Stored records
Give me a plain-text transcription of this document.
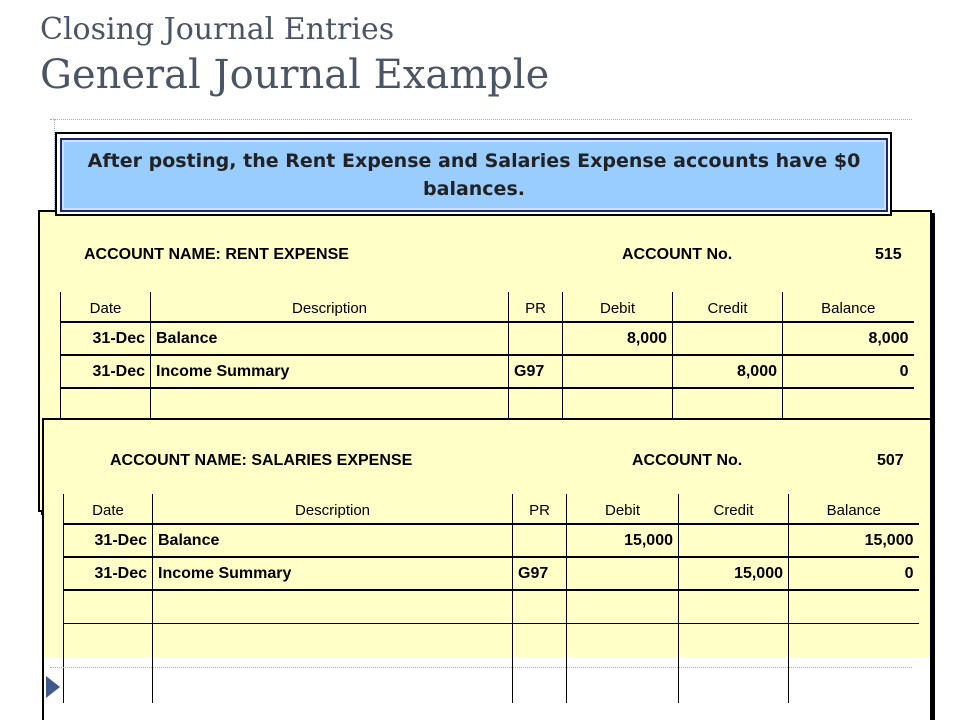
Closing Journal Entries
General Journal Example
ACCOUNT NAME: RENT EXPENSE	ACCOUNT No.	515
Date	Description	PR	Debit	Credit	Balance
31-Dec	Balance		8,000		8,000
31-Dec	Income Summary	G97		8,000	0

After posting, the Rent Expense and Salaries Expense accounts have $0 balances.

ACCOUNT NAME: SALARIES EXPENSE	ACCOUNT No.	507
Date	Description	PR	Debit	Credit	Balance
31-Dec	Balance		15,000		15,000
31-Dec	Income Summary	G97		15,000	0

→ DIRECTIVE: Without the pictures, extract every entry verbatim.

→ SOLUTION FOR THIS EXERCISE:
Give me a plain-text transcription of this document.
Closing Journal Entries
General Journal Example
ACCOUNT NAME: RENT EXPENSE	ACCOUNT No.	515
Date	Description	PR	Debit	Credit	Balance
31-Dec	Balance		8,000		8,000
31-Dec	Income Summary	G97		8,000	0

After posting, the Rent Expense and Salaries Expense accounts have $0 balances.

ACCOUNT NAME: SALARIES EXPENSE	ACCOUNT No.	507
Date	Description	PR	Debit	Credit	Balance
31-Dec	Balance		15,000		15,000
31-Dec	Income Summary	G97		15,000	0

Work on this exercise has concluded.